→ What you have to do:
Give the number of lines in the listing that hold the word "skills". Write nothing but that number.

[Records]
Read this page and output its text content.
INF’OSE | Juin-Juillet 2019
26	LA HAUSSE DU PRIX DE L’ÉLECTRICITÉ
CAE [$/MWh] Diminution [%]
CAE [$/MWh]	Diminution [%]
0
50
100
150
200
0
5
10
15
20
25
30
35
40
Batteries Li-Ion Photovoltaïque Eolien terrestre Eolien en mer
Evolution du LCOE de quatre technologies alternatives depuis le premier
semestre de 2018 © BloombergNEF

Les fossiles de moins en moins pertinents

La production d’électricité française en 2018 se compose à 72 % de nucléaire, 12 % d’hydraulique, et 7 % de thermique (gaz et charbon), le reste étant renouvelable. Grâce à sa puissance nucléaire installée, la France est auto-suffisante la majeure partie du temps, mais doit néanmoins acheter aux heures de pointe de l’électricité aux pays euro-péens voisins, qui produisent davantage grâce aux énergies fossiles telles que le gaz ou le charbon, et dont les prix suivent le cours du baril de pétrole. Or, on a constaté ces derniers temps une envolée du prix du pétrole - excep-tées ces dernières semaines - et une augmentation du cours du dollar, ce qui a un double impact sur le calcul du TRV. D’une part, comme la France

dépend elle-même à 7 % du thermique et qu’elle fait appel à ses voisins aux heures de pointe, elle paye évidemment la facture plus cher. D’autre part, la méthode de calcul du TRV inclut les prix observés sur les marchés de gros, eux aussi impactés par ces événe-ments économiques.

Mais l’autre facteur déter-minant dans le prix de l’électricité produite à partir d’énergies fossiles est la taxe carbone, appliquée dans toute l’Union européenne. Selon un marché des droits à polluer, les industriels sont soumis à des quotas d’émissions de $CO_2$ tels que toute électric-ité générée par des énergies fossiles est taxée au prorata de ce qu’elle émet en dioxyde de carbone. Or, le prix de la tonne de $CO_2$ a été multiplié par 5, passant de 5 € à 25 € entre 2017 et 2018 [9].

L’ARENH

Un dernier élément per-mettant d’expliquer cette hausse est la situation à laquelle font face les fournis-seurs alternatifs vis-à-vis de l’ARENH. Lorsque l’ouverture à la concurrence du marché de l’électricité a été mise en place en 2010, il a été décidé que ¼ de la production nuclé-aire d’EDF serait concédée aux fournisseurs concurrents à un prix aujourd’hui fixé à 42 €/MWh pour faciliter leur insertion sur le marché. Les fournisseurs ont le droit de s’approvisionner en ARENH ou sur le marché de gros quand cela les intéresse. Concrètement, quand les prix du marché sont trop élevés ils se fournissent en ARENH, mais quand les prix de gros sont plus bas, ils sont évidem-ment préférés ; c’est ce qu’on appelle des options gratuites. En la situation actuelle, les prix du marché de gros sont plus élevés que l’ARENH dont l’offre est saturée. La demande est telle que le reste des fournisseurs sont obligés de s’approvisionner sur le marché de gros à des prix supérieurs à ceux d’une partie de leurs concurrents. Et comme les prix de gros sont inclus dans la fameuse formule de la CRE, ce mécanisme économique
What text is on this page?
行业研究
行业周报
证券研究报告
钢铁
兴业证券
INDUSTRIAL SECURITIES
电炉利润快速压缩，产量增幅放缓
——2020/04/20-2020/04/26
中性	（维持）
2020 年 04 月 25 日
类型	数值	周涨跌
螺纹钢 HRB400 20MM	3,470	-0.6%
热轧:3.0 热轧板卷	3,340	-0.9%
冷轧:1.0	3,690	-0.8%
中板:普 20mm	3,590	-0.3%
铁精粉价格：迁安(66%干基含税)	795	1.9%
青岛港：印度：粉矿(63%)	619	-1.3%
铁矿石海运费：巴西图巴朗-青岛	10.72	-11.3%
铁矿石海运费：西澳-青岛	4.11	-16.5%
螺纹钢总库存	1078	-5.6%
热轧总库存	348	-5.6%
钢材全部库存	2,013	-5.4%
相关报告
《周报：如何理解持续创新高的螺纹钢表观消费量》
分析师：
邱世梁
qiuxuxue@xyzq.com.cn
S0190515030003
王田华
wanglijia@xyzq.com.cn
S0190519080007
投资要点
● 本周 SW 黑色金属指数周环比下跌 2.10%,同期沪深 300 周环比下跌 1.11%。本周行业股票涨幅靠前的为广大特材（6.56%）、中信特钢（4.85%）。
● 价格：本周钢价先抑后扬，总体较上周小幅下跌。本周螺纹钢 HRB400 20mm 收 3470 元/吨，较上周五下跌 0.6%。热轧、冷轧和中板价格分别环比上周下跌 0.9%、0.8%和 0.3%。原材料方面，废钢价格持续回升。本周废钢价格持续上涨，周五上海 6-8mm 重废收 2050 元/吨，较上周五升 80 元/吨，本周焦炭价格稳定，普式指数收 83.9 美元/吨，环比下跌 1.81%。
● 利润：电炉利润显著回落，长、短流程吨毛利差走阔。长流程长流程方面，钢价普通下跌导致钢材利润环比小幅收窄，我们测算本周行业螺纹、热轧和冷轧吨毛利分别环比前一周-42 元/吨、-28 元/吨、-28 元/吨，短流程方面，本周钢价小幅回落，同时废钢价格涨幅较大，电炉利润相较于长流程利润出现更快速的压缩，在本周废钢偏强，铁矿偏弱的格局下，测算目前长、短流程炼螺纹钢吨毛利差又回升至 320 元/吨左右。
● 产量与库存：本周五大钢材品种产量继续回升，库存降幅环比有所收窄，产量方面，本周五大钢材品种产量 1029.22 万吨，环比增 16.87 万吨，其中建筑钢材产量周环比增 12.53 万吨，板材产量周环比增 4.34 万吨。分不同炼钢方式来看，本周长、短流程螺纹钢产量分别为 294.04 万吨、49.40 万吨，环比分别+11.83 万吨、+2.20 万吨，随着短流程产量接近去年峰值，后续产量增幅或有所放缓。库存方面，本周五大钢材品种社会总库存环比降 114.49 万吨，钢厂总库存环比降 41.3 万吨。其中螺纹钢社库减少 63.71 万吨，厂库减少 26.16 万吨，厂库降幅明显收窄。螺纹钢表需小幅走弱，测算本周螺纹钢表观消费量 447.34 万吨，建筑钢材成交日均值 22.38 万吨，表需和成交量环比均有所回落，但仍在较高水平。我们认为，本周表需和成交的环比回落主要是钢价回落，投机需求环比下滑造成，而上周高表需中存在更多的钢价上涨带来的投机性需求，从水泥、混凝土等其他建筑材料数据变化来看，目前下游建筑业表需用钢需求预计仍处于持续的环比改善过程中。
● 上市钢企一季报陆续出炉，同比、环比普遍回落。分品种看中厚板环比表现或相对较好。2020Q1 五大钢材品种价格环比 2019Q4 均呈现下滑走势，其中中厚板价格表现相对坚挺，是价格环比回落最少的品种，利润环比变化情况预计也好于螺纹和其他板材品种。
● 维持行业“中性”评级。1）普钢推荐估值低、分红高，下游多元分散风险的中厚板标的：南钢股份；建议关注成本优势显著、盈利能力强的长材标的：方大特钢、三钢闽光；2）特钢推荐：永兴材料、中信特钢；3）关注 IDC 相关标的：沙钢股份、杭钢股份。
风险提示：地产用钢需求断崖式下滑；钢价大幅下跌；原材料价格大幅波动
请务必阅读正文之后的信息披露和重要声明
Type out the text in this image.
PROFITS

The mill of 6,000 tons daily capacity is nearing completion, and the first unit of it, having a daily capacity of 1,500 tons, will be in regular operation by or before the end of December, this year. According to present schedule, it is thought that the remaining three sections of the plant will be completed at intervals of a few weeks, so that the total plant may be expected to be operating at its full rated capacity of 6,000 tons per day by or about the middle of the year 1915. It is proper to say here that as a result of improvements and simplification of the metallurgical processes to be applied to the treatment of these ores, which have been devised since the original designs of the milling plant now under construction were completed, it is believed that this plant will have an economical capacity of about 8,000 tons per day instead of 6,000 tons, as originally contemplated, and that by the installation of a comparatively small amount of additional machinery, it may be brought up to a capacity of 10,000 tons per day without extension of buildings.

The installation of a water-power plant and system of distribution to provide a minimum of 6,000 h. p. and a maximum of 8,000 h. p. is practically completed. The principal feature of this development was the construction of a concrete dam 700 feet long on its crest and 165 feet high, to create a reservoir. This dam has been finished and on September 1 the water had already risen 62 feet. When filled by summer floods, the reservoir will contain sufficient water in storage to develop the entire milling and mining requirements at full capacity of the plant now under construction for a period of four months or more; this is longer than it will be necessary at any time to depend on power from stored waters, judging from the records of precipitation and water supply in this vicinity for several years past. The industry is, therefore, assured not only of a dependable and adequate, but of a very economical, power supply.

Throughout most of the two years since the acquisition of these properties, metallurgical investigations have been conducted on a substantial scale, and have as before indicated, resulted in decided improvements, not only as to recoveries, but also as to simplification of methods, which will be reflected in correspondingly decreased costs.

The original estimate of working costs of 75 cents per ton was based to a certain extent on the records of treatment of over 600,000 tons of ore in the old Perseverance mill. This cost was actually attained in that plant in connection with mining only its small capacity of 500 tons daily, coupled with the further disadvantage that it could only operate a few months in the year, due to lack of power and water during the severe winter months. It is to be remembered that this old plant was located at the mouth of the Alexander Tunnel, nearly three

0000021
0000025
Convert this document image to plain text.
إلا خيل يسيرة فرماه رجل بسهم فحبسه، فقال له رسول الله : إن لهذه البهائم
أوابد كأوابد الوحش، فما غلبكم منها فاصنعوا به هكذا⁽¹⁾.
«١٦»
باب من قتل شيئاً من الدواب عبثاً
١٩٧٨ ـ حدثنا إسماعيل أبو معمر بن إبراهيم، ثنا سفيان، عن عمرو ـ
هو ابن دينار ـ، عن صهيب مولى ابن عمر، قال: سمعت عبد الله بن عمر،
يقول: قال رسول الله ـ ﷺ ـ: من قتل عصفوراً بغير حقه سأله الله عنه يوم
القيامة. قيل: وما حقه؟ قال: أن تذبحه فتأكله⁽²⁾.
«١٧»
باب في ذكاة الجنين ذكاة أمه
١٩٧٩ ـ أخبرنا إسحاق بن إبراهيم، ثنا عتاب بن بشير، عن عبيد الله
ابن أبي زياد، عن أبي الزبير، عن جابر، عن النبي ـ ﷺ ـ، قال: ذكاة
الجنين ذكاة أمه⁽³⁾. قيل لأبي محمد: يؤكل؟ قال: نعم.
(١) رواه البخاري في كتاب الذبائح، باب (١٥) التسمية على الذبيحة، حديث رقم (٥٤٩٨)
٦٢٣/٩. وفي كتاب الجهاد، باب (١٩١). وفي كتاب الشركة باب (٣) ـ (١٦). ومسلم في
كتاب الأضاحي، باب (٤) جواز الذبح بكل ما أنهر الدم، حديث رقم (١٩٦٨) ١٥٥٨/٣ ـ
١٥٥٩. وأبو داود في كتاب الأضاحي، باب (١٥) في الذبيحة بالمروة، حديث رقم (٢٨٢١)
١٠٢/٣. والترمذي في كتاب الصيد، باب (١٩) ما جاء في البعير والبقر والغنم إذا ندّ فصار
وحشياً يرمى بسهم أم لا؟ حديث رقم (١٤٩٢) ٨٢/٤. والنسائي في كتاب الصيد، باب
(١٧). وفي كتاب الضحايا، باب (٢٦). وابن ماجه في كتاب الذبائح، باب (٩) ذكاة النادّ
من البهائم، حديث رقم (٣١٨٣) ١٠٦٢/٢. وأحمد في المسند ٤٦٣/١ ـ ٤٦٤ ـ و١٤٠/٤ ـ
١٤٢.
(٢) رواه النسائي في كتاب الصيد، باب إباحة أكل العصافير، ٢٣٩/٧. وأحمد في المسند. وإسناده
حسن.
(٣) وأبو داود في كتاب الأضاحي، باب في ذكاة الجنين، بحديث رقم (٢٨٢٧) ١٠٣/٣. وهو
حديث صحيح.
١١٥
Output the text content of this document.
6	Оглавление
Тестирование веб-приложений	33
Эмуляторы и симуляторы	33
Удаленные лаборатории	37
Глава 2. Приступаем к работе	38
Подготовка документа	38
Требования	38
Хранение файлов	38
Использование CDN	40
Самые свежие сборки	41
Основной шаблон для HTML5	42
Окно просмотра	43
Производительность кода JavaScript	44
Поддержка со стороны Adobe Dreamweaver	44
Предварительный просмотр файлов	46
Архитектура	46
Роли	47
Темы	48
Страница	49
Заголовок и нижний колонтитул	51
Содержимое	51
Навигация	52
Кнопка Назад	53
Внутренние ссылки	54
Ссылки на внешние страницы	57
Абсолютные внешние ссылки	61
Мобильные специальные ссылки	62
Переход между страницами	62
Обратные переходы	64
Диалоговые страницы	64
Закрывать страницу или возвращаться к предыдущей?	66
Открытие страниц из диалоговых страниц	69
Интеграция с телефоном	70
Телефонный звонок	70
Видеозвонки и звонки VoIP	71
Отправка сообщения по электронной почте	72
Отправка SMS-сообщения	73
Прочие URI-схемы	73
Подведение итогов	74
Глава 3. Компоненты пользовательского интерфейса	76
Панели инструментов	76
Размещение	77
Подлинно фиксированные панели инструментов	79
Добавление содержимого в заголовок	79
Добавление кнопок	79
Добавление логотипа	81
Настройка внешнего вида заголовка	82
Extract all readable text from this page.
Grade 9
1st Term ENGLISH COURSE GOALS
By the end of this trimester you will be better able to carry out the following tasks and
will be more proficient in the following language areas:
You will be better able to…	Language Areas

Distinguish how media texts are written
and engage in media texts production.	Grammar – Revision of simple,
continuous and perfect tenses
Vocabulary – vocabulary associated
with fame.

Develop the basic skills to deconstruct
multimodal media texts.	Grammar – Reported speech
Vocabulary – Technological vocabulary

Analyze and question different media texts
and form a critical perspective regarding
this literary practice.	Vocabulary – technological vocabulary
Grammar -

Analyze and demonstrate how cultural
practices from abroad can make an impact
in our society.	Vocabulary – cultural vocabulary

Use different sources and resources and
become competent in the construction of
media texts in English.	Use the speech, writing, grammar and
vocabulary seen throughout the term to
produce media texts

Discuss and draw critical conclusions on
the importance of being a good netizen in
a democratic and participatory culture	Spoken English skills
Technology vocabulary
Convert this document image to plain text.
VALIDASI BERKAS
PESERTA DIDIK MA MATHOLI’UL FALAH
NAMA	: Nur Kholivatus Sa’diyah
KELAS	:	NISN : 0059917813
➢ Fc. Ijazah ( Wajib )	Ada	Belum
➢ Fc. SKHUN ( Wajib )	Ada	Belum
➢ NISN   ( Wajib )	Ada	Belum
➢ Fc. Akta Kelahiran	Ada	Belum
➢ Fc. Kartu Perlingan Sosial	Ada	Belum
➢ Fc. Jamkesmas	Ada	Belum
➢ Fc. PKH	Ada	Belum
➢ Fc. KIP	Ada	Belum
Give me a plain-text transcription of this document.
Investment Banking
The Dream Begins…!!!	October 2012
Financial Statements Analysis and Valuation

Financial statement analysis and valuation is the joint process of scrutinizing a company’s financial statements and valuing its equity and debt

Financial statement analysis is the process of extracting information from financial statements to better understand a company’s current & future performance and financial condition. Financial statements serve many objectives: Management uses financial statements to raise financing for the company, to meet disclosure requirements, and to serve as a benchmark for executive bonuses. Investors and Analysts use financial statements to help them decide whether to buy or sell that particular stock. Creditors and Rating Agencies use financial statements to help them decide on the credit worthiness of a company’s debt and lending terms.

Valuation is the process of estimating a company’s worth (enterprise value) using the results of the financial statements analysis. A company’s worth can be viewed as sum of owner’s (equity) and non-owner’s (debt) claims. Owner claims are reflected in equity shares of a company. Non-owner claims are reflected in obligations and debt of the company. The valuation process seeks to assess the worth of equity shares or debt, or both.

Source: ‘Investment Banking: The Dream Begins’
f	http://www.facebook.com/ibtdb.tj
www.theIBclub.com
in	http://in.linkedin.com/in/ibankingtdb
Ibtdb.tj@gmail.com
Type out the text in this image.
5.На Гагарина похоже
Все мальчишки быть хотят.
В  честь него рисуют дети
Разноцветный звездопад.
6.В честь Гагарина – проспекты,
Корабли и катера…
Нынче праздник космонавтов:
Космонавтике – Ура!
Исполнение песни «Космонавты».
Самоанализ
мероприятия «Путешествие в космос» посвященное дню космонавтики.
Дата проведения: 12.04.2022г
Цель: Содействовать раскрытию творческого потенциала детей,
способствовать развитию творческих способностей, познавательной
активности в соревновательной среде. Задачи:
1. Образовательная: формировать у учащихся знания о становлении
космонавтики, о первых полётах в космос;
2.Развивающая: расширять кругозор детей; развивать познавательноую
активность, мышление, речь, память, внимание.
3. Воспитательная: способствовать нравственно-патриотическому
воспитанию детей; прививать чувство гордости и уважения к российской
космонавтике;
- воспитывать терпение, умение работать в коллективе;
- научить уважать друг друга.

→ Exercise output:
2